[Saved entries]
= = = = = = =
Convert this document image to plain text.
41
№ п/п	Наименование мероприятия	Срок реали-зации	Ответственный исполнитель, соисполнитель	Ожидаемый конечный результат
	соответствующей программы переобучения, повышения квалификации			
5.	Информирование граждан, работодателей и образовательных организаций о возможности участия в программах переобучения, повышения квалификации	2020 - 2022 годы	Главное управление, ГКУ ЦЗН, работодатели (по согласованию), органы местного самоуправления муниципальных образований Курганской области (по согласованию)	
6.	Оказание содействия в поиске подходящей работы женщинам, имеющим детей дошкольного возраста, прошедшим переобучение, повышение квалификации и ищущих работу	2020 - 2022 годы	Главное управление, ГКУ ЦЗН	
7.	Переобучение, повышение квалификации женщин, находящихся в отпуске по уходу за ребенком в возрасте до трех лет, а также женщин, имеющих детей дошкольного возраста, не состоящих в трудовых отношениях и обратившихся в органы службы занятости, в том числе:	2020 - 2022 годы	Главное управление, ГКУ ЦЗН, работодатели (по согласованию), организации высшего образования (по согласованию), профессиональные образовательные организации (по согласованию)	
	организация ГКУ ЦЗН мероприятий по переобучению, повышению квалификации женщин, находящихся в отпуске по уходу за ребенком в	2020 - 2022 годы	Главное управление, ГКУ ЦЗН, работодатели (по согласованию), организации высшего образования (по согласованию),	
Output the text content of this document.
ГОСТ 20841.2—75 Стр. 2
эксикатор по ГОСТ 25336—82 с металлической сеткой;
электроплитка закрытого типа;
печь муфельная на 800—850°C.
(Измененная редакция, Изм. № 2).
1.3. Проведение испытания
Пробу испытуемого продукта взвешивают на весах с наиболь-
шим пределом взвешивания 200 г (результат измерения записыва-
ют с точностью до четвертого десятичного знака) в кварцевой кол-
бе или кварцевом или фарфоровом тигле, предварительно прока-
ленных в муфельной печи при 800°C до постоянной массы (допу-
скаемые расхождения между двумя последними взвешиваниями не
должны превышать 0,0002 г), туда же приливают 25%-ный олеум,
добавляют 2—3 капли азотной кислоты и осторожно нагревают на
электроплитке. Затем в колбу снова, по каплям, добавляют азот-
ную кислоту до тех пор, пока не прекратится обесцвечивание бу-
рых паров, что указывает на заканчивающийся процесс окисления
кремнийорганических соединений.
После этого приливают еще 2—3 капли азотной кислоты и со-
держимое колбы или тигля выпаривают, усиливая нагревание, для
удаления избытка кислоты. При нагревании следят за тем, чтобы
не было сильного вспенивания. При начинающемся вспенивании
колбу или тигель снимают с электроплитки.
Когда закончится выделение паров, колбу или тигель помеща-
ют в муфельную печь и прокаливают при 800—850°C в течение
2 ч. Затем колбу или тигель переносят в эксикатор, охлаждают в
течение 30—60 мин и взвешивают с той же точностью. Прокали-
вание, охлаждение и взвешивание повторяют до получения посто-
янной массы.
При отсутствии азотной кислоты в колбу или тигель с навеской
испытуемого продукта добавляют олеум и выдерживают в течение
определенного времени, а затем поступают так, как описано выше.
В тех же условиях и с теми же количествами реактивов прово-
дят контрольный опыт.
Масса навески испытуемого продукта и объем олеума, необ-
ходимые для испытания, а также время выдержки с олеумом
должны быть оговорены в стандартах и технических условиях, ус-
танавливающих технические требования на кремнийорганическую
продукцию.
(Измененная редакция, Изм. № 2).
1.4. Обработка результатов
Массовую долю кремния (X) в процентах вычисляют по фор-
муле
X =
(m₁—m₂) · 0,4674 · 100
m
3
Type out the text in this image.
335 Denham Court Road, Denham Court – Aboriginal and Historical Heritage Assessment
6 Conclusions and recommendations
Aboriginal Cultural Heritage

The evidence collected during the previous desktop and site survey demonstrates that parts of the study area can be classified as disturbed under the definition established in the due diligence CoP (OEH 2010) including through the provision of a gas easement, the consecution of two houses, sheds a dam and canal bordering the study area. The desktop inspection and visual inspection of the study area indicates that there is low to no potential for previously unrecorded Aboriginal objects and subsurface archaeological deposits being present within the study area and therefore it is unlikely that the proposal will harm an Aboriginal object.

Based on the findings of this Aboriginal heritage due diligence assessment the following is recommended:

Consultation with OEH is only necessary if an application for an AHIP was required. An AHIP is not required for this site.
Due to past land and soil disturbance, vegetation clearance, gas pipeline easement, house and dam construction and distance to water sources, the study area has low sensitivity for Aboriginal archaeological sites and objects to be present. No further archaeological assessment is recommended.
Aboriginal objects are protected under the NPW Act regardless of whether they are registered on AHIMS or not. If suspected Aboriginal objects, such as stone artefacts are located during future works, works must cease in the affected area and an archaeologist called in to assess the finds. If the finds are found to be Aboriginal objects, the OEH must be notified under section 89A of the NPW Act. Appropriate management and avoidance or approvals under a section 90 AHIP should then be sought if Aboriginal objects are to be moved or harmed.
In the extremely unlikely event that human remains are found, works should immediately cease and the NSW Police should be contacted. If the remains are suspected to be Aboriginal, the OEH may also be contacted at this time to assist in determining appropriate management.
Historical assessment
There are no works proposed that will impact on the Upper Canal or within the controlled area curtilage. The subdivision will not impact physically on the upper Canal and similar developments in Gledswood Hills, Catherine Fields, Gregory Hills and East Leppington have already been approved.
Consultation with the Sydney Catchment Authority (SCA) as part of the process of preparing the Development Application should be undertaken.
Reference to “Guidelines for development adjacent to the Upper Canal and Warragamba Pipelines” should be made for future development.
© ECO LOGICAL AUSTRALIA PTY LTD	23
= = = = = = =
Set down every line of the listing above again, exactly as given.

Convert this document image to plain text.
41
№ п/п	Наименование мероприятия	Срок реали-зации	Ответственный исполнитель, соисполнитель	Ожидаемый конечный результат
	соответствующей программы переобучения, повышения квалификации			
5.	Информирование граждан, работодателей и образовательных организаций о возможности участия в программах переобучения, повышения квалификации	2020 - 2022 годы	Главное управление, ГКУ ЦЗН, работодатели (по согласованию), органы местного самоуправления муниципальных образований Курганской области (по согласованию)	
6.	Оказание содействия в поиске подходящей работы женщинам, имеющим детей дошкольного возраста, прошедшим переобучение, повышение квалификации и ищущих работу	2020 - 2022 годы	Главное управление, ГКУ ЦЗН	
7.	Переобучение, повышение квалификации женщин, находящихся в отпуске по уходу за ребенком в возрасте до трех лет, а также женщин, имеющих детей дошкольного возраста, не состоящих в трудовых отношениях и обратившихся в органы службы занятости, в том числе:	2020 - 2022 годы	Главное управление, ГКУ ЦЗН, работодатели (по согласованию), организации высшего образования (по согласованию), профессиональные образовательные организации (по согласованию)	
	организация ГКУ ЦЗН мероприятий по переобучению, повышению квалификации женщин, находящихся в отпуске по уходу за ребенком в	2020 - 2022 годы	Главное управление, ГКУ ЦЗН, работодатели (по согласованию), организации высшего образования (по согласованию),	
Output the text content of this document.
ГОСТ 20841.2—75 Стр. 2
эксикатор по ГОСТ 25336—82 с металлической сеткой;
электроплитка закрытого типа;
печь муфельная на 800—850°C.
(Измененная редакция, Изм. № 2).
1.3. Проведение испытания
Пробу испытуемого продукта взвешивают на весах с наиболь-
шим пределом взвешивания 200 г (результат измерения записыва-
ют с точностью до четвертого десятичного знака) в кварцевой кол-
бе или кварцевом или фарфоровом тигле, предварительно прока-
ленных в муфельной печи при 800°C до постоянной массы (допу-
скаемые расхождения между двумя последними взвешиваниями не
должны превышать 0,0002 г), туда же приливают 25%-ный олеум,
добавляют 2—3 капли азотной кислоты и осторожно нагревают на
электроплитке. Затем в колбу снова, по каплям, добавляют азот-
ную кислоту до тех пор, пока не прекратится обесцвечивание бу-
рых паров, что указывает на заканчивающийся процесс окисления
кремнийорганических соединений.
После этого приливают еще 2—3 капли азотной кислоты и со-
держимое колбы или тигля выпаривают, усиливая нагревание, для
удаления избытка кислоты. При нагревании следят за тем, чтобы
не было сильного вспенивания. При начинающемся вспенивании
колбу или тигель снимают с электроплитки.
Когда закончится выделение паров, колбу или тигель помеща-
ют в муфельную печь и прокаливают при 800—850°C в течение
2 ч. Затем колбу или тигель переносят в эксикатор, охлаждают в
течение 30—60 мин и взвешивают с той же точностью. Прокали-
вание, охлаждение и взвешивание повторяют до получения посто-
янной массы.
При отсутствии азотной кислоты в колбу или тигель с навеской
испытуемого продукта добавляют олеум и выдерживают в течение
определенного времени, а затем поступают так, как описано выше.
В тех же условиях и с теми же количествами реактивов прово-
дят контрольный опыт.
Масса навески испытуемого продукта и объем олеума, необ-
ходимые для испытания, а также время выдержки с олеумом
должны быть оговорены в стандартах и технических условиях, ус-
танавливающих технические требования на кремнийорганическую
продукцию.
(Измененная редакция, Изм. № 2).
1.4. Обработка результатов
Массовую долю кремния (X) в процентах вычисляют по фор-
муле
X =
(m₁—m₂) · 0,4674 · 100
m
3
Type out the text in this image.
335 Denham Court Road, Denham Court – Aboriginal and Historical Heritage Assessment
6 Conclusions and recommendations
Aboriginal Cultural Heritage

The evidence collected during the previous desktop and site survey demonstrates that parts of the study area can be classified as disturbed under the definition established in the due diligence CoP (OEH 2010) including through the provision of a gas easement, the consecution of two houses, sheds a dam and canal bordering the study area. The desktop inspection and visual inspection of the study area indicates that there is low to no potential for previously unrecorded Aboriginal objects and subsurface archaeological deposits being present within the study area and therefore it is unlikely that the proposal will harm an Aboriginal object.

Based on the findings of this Aboriginal heritage due diligence assessment the following is recommended:

Consultation with OEH is only necessary if an application for an AHIP was required. An AHIP is not required for this site.
Due to past land and soil disturbance, vegetation clearance, gas pipeline easement, house and dam construction and distance to water sources, the study area has low sensitivity for Aboriginal archaeological sites and objects to be present. No further archaeological assessment is recommended.
Aboriginal objects are protected under the NPW Act regardless of whether they are registered on AHIMS or not. If suspected Aboriginal objects, such as stone artefacts are located during future works, works must cease in the affected area and an archaeologist called in to assess the finds. If the finds are found to be Aboriginal objects, the OEH must be notified under section 89A of the NPW Act. Appropriate management and avoidance or approvals under a section 90 AHIP should then be sought if Aboriginal objects are to be moved or harmed.
In the extremely unlikely event that human remains are found, works should immediately cease and the NSW Police should be contacted. If the remains are suspected to be Aboriginal, the OEH may also be contacted at this time to assist in determining appropriate management.
Historical assessment
There are no works proposed that will impact on the Upper Canal or within the controlled area curtilage. The subdivision will not impact physically on the upper Canal and similar developments in Gledswood Hills, Catherine Fields, Gregory Hills and East Leppington have already been approved.
Consultation with the Sydney Catchment Authority (SCA) as part of the process of preparing the Development Application should be undertaken.
Reference to “Guidelines for development adjacent to the Upper Canal and Warragamba Pipelines” should be made for future development.
© ECO LOGICAL AUSTRALIA PTY LTD	23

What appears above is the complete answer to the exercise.